Collected data
** BEGIN **

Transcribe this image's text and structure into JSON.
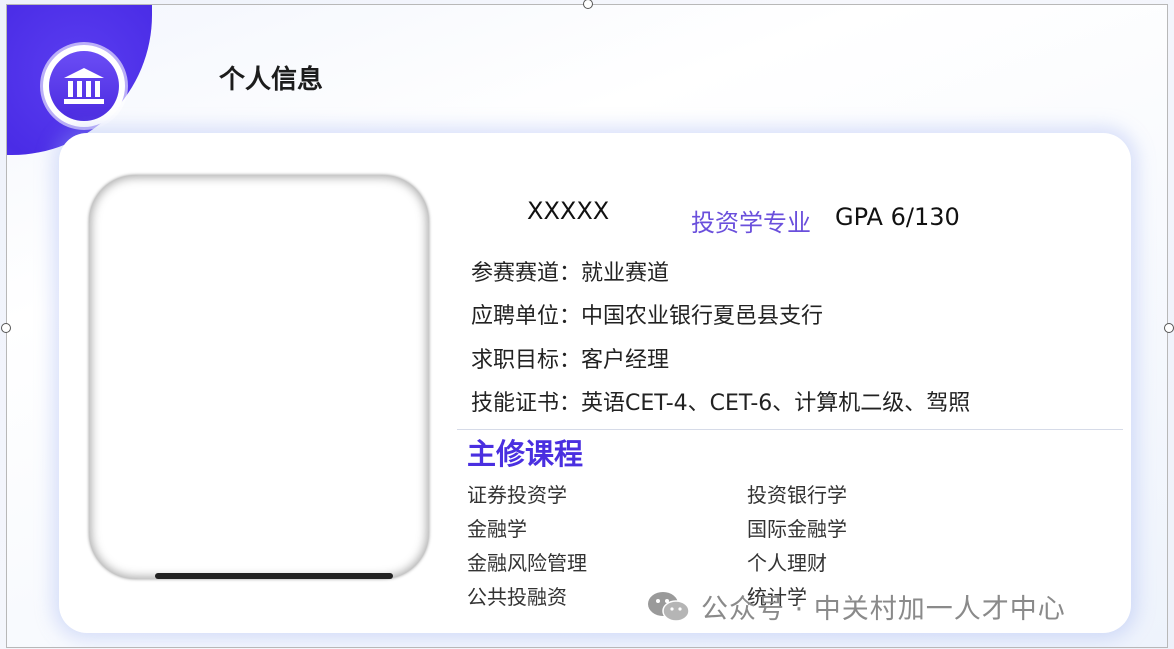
{
  "header": {
    "title": "个人信息"
  },
  "profile": {
    "name": "XXXXX",
    "major": "投资学专业",
    "gpa": "GPA 6/130",
    "rows": [
      {
        "label": "参赛赛道：",
        "value": "就业赛道"
      },
      {
        "label": "应聘单位：",
        "value": "中国农业银行夏邑县支行"
      },
      {
        "label": "求职目标：",
        "value": "客户经理"
      },
      {
        "label": "技能证书：",
        "value": "英语CET-4、CET-6、计算机二级、驾照"
      }
    ]
  },
  "courses": {
    "title": "主修课程",
    "left": [
      "证券投资学",
      "金融学",
      "金融风险管理",
      "公共投融资"
    ],
    "right": [
      "投资银行学",
      "国际金融学",
      "个人理财",
      "统计学"
    ]
  },
  "watermark": {
    "text": "公众号 · 中关村加一人才中心"
  },
  "icons": {
    "badge": "bank-icon",
    "watermark": "wechat-icon"
  },
  "colors": {
    "accent": "#4a2fe0",
    "major": "#6a4fdc"
  }
}
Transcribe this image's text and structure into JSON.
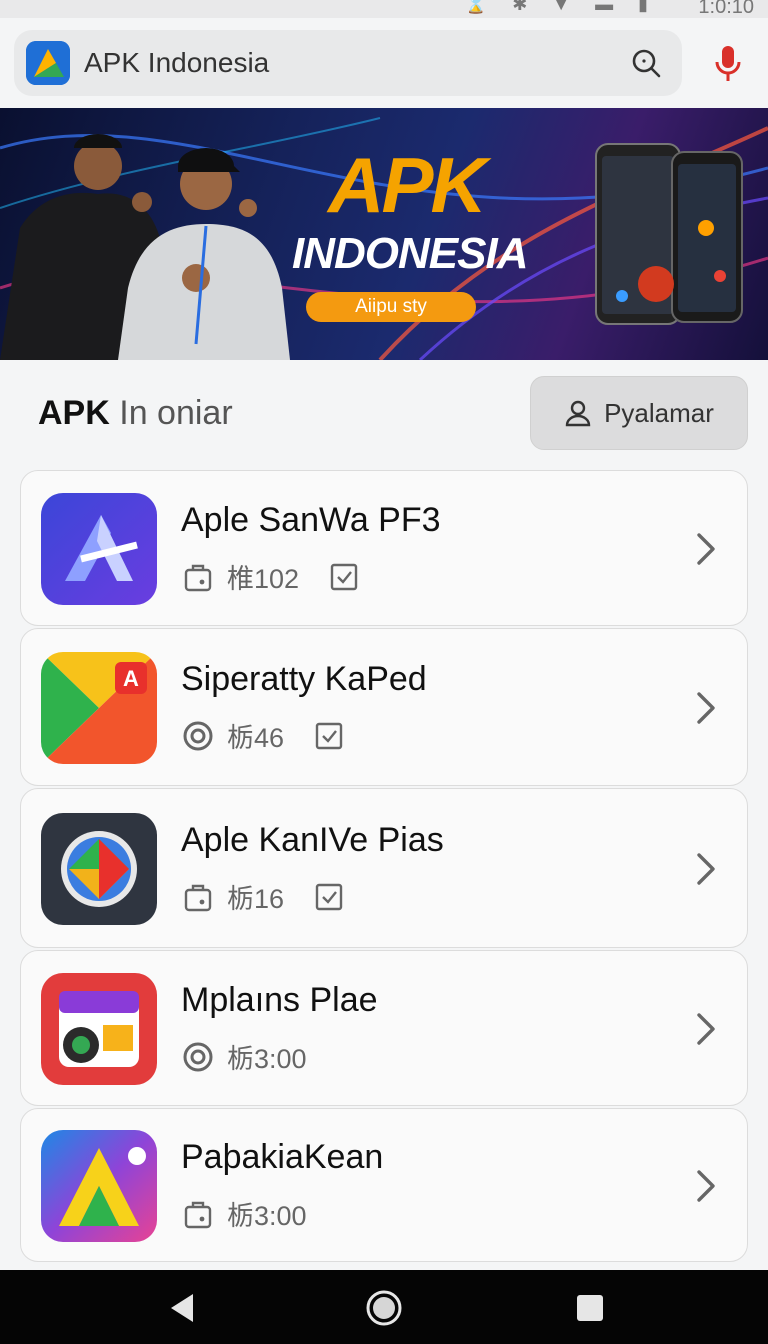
{
  "status_bar": {
    "time": "1:0:10",
    "icons": "⌛ ✱ ▼ ▬ ▮"
  },
  "search": {
    "text": "APK Indonesia"
  },
  "banner": {
    "title": "APK",
    "subtitle": "INDONESIA",
    "pill": "Aiipu sty"
  },
  "section": {
    "title_bold": "APK",
    "title_rest": " In oniar",
    "filter_label": "Pyalamar"
  },
  "apps": [
    {
      "name": "Aple SanWa PF3",
      "meta": "椎102",
      "meta_icon": "lock-bag-icon",
      "has_check": true
    },
    {
      "name": "Siperatty  KaPed",
      "meta": "栃46",
      "meta_icon": "target-icon",
      "has_check": true
    },
    {
      "name": "Aple KanIVe Pias",
      "meta": "栃16",
      "meta_icon": "lock-bag-icon",
      "has_check": true
    },
    {
      "name": "Mplaıns Plae",
      "meta": "栃3:00",
      "meta_icon": "target-icon",
      "has_check": false
    },
    {
      "name": "PaþakiaKean",
      "meta": "栃3:00",
      "meta_icon": "lock-bag-icon",
      "has_check": false
    }
  ],
  "colors": {
    "accent": "#f49a10",
    "mic": "#d9302a",
    "nav": "#050505"
  }
}
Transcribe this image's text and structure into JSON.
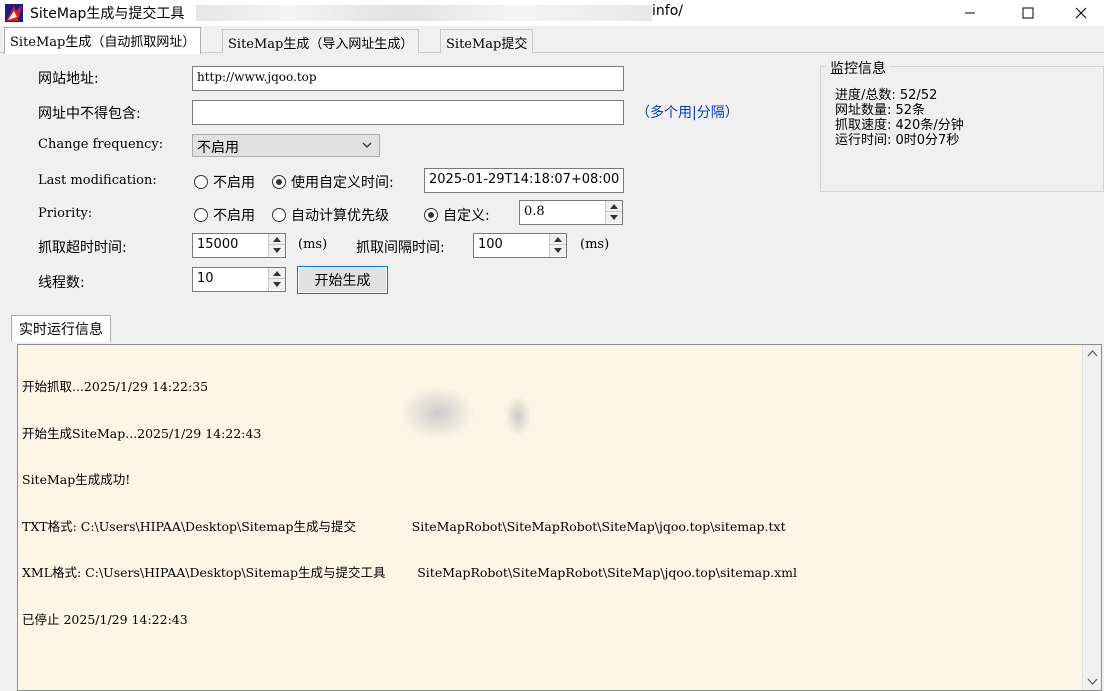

** END **

■ Your instructions
Output every entry word for word, but omit the pictures.

■ Output for this task
Transcribe this image's text and structure into JSON.
{
  "header": {
    "title": "个人信息"
  },
  "profile": {
    "name": "XXXXX",
    "major": "投资学专业",
    "gpa": "GPA 6/130",
    "rows": [
      {
        "label": "参赛赛道：",
        "value": "就业赛道"
      },
      {
        "label": "应聘单位：",
        "value": "中国农业银行夏邑县支行"
      },
      {
        "label": "求职目标：",
        "value": "客户经理"
      },
      {
        "label": "技能证书：",
        "value": "英语CET-4、CET-6、计算机二级、驾照"
      }
    ]
  },
  "courses": {
    "title": "主修课程",
    "left": [
      "证券投资学",
      "金融学",
      "金融风险管理",
      "公共投融资"
    ],
    "right": [
      "投资银行学",
      "国际金融学",
      "个人理财",
      "统计学"
    ]
  },
  "watermark": {
    "text": "公众号 · 中关村加一人才中心"
  },
  "icons": {
    "badge": "bank-icon",
    "watermark": "wechat-icon"
  },
  "colors": {
    "accent": "#4a2fe0",
    "major": "#6a4fdc"
  }
}
Transcribe this image's text and structure into JSON.
{
  "status_bar": {
    "time": "1:0:10",
    "icons": "⌛ ✱ ▼ ▬ ▮"
  },
  "search": {
    "text": "APK Indonesia"
  },
  "banner": {
    "title": "APK",
    "subtitle": "INDONESIA",
    "pill": "Aiipu sty"
  },
  "section": {
    "title_bold": "APK",
    "title_rest": " In oniar",
    "filter_label": "Pyalamar"
  },
  "apps": [
    {
      "name": "Aple SanWa PF3",
      "meta": "椎102",
      "meta_icon": "lock-bag-icon",
      "has_check": true
    },
    {
      "name": "Siperatty  KaPed",
      "meta": "栃46",
      "meta_icon": "target-icon",
      "has_check": true
    },
    {
      "name": "Aple KanIVe Pias",
      "meta": "栃16",
      "meta_icon": "lock-bag-icon",
      "has_check": true
    },
    {
      "name": "Mplaıns Plae",
      "meta": "栃3:00",
      "meta_icon": "target-icon",
      "has_check": false
    },
    {
      "name": "PaþakiaKean",
      "meta": "栃3:00",
      "meta_icon": "lock-bag-icon",
      "has_check": false
    }
  ],
  "colors": {
    "accent": "#f49a10",
    "mic": "#d9302a",
    "nav": "#050505"
  }
}
Transcribe this image's text and structure into JSON.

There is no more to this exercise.